Task description => Could you print every record below exactly as it appears?

Given records =>
══════════

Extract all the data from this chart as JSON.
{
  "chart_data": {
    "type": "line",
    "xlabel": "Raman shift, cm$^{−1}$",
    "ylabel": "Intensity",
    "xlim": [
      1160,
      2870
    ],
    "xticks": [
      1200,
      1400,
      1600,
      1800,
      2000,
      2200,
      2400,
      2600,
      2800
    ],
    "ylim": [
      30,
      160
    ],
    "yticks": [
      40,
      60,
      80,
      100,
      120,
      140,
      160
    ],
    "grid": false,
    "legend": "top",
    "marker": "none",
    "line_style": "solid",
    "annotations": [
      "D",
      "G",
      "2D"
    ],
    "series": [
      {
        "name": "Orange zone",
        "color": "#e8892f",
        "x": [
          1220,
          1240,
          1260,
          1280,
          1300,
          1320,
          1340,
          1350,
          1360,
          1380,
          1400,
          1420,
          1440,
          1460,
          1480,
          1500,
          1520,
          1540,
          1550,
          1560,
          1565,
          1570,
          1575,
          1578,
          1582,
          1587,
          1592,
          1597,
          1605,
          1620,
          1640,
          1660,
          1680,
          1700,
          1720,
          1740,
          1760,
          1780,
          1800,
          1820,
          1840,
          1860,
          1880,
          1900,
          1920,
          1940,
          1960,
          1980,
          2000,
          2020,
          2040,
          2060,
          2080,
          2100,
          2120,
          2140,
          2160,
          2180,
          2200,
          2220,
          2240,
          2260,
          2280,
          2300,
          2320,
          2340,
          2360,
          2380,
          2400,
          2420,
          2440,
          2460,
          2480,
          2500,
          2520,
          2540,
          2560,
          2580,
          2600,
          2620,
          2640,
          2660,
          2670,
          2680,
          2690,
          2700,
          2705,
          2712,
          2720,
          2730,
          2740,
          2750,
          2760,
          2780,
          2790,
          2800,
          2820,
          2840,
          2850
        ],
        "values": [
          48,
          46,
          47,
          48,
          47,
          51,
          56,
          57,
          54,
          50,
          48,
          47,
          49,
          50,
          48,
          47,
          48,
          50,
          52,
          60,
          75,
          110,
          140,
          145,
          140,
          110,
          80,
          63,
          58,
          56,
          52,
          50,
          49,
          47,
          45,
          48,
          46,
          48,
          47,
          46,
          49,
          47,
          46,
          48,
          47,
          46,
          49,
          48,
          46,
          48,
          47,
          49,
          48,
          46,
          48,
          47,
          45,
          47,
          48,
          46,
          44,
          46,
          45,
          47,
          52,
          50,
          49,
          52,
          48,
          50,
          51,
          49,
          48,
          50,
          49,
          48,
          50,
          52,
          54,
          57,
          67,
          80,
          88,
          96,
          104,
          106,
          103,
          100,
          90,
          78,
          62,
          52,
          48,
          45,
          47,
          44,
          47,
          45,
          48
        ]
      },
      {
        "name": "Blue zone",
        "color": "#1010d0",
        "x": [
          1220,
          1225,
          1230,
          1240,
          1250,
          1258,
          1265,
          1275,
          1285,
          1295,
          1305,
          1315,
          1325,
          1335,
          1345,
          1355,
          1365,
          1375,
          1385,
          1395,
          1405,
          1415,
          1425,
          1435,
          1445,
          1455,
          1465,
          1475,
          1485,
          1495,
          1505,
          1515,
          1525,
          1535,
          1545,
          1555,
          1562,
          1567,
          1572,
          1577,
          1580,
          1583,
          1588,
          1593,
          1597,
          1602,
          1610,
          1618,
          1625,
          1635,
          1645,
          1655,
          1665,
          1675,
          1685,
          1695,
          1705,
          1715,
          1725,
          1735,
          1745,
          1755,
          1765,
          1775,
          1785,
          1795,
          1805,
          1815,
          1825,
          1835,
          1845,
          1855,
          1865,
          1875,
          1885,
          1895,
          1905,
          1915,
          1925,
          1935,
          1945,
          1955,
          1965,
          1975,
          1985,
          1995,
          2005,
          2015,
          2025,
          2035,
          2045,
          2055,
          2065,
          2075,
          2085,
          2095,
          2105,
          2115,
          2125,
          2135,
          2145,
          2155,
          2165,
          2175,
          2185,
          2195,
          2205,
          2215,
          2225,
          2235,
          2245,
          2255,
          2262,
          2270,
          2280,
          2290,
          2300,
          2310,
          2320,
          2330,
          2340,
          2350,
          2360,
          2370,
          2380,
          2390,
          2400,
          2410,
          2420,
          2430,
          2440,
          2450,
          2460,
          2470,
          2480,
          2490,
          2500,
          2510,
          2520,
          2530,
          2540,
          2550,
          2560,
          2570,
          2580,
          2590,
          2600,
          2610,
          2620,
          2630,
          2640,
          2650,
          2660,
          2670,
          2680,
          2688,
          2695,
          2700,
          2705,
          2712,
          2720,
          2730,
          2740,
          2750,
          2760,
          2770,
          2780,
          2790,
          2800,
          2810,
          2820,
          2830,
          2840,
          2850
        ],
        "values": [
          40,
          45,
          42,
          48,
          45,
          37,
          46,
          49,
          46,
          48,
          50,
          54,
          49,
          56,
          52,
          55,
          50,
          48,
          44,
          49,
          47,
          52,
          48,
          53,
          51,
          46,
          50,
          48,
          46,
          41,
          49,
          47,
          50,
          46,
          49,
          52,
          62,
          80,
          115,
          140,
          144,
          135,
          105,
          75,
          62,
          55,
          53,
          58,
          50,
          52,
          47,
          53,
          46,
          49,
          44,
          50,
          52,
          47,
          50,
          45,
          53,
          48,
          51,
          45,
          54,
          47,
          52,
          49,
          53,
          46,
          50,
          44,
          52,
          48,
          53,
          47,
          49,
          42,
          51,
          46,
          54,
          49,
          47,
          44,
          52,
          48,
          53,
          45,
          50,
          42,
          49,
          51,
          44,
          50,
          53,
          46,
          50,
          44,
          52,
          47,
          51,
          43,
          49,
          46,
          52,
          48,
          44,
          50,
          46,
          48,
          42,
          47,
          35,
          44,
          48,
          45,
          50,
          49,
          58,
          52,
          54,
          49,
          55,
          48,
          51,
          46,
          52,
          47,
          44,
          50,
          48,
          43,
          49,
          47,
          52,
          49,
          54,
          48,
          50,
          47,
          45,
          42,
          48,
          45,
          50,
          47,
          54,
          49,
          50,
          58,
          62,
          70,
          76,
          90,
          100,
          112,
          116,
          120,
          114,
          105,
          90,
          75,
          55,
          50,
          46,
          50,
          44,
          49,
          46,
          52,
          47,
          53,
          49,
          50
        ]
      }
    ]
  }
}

══════════

Result of the exercise =>
Extract all the data from this chart as JSON.
{
  "chart_data": {
    "type": "line",
    "xlabel": "Raman shift, cm$^{−1}$",
    "ylabel": "Intensity",
    "xlim": [
      1160,
      2870
    ],
    "xticks": [
      1200,
      1400,
      1600,
      1800,
      2000,
      2200,
      2400,
      2600,
      2800
    ],
    "ylim": [
      30,
      160
    ],
    "yticks": [
      40,
      60,
      80,
      100,
      120,
      140,
      160
    ],
    "grid": false,
    "legend": "top",
    "marker": "none",
    "line_style": "solid",
    "annotations": [
      "D",
      "G",
      "2D"
    ],
    "series": [
      {
        "name": "Orange zone",
        "color": "#e8892f",
        "x": [
          1220,
          1240,
          1260,
          1280,
          1300,
          1320,
          1340,
          1350,
          1360,
          1380,
          1400,
          1420,
          1440,
          1460,
          1480,
          1500,
          1520,
          1540,
          1550,
          1560,
          1565,
          1570,
          1575,
          1578,
          1582,
          1587,
          1592,
          1597,
          1605,
          1620,
          1640,
          1660,
          1680,
          1700,
          1720,
          1740,
          1760,
          1780,
          1800,
          1820,
          1840,
          1860,
          1880,
          1900,
          1920,
          1940,
          1960,
          1980,
          2000,
          2020,
          2040,
          2060,
          2080,
          2100,
          2120,
          2140,
          2160,
          2180,
          2200,
          2220,
          2240,
          2260,
          2280,
          2300,
          2320,
          2340,
          2360,
          2380,
          2400,
          2420,
          2440,
          2460,
          2480,
          2500,
          2520,
          2540,
          2560,
          2580,
          2600,
          2620,
          2640,
          2660,
          2670,
          2680,
          2690,
          2700,
          2705,
          2712,
          2720,
          2730,
          2740,
          2750,
          2760,
          2780,
          2790,
          2800,
          2820,
          2840,
          2850
        ],
        "values": [
          48,
          46,
          47,
          48,
          47,
          51,
          56,
          57,
          54,
          50,
          48,
          47,
          49,
          50,
          48,
          47,
          48,
          50,
          52,
          60,
          75,
          110,
          140,
          145,
          140,
          110,
          80,
          63,
          58,
          56,
          52,
          50,
          49,
          47,
          45,
          48,
          46,
          48,
          47,
          46,
          49,
          47,
          46,
          48,
          47,
          46,
          49,
          48,
          46,
          48,
          47,
          49,
          48,
          46,
          48,
          47,
          45,
          47,
          48,
          46,
          44,
          46,
          45,
          47,
          52,
          50,
          49,
          52,
          48,
          50,
          51,
          49,
          48,
          50,
          49,
          48,
          50,
          52,
          54,
          57,
          67,
          80,
          88,
          96,
          104,
          106,
          103,
          100,
          90,
          78,
          62,
          52,
          48,
          45,
          47,
          44,
          47,
          45,
          48
        ]
      },
      {
        "name": "Blue zone",
        "color": "#1010d0",
        "x": [
          1220,
          1225,
          1230,
          1240,
          1250,
          1258,
          1265,
          1275,
          1285,
          1295,
          1305,
          1315,
          1325,
          1335,
          1345,
          1355,
          1365,
          1375,
          1385,
          1395,
          1405,
          1415,
          1425,
          1435,
          1445,
          1455,
          1465,
          1475,
          1485,
          1495,
          1505,
          1515,
          1525,
          1535,
          1545,
          1555,
          1562,
          1567,
          1572,
          1577,
          1580,
          1583,
          1588,
          1593,
          1597,
          1602,
          1610,
          1618,
          1625,
          1635,
          1645,
          1655,
          1665,
          1675,
          1685,
          1695,
          1705,
          1715,
          1725,
          1735,
          1745,
          1755,
          1765,
          1775,
          1785,
          1795,
          1805,
          1815,
          1825,
          1835,
          1845,
          1855,
          1865,
          1875,
          1885,
          1895,
          1905,
          1915,
          1925,
          1935,
          1945,
          1955,
          1965,
          1975,
          1985,
          1995,
          2005,
          2015,
          2025,
          2035,
          2045,
          2055,
          2065,
          2075,
          2085,
          2095,
          2105,
          2115,
          2125,
          2135,
          2145,
          2155,
          2165,
          2175,
          2185,
          2195,
          2205,
          2215,
          2225,
          2235,
          2245,
          2255,
          2262,
          2270,
          2280,
          2290,
          2300,
          2310,
          2320,
          2330,
          2340,
          2350,
          2360,
          2370,
          2380,
          2390,
          2400,
          2410,
          2420,
          2430,
          2440,
          2450,
          2460,
          2470,
          2480,
          2490,
          2500,
          2510,
          2520,
          2530,
          2540,
          2550,
          2560,
          2570,
          2580,
          2590,
          2600,
          2610,
          2620,
          2630,
          2640,
          2650,
          2660,
          2670,
          2680,
          2688,
          2695,
          2700,
          2705,
          2712,
          2720,
          2730,
          2740,
          2750,
          2760,
          2770,
          2780,
          2790,
          2800,
          2810,
          2820,
          2830,
          2840,
          2850
        ],
        "values": [
          40,
          45,
          42,
          48,
          45,
          37,
          46,
          49,
          46,
          48,
          50,
          54,
          49,
          56,
          52,
          55,
          50,
          48,
          44,
          49,
          47,
          52,
          48,
          53,
          51,
          46,
          50,
          48,
          46,
          41,
          49,
          47,
          50,
          46,
          49,
          52,
          62,
          80,
          115,
          140,
          144,
          135,
          105,
          75,
          62,
          55,
          53,
          58,
          50,
          52,
          47,
          53,
          46,
          49,
          44,
          50,
          52,
          47,
          50,
          45,
          53,
          48,
          51,
          45,
          54,
          47,
          52,
          49,
          53,
          46,
          50,
          44,
          52,
          48,
          53,
          47,
          49,
          42,
          51,
          46,
          54,
          49,
          47,
          44,
          52,
          48,
          53,
          45,
          50,
          42,
          49,
          51,
          44,
          50,
          53,
          46,
          50,
          44,
          52,
          47,
          51,
          43,
          49,
          46,
          52,
          48,
          44,
          50,
          46,
          48,
          42,
          47,
          35,
          44,
          48,
          45,
          50,
          49,
          58,
          52,
          54,
          49,
          55,
          48,
          51,
          46,
          52,
          47,
          44,
          50,
          48,
          43,
          49,
          47,
          52,
          49,
          54,
          48,
          50,
          47,
          45,
          42,
          48,
          45,
          50,
          47,
          54,
          49,
          50,
          58,
          62,
          70,
          76,
          90,
          100,
          112,
          116,
          120,
          114,
          105,
          90,
          75,
          55,
          50,
          46,
          50,
          44,
          49,
          46,
          52,
          47,
          53,
          49,
          50
        ]
      }
    ]
  }
}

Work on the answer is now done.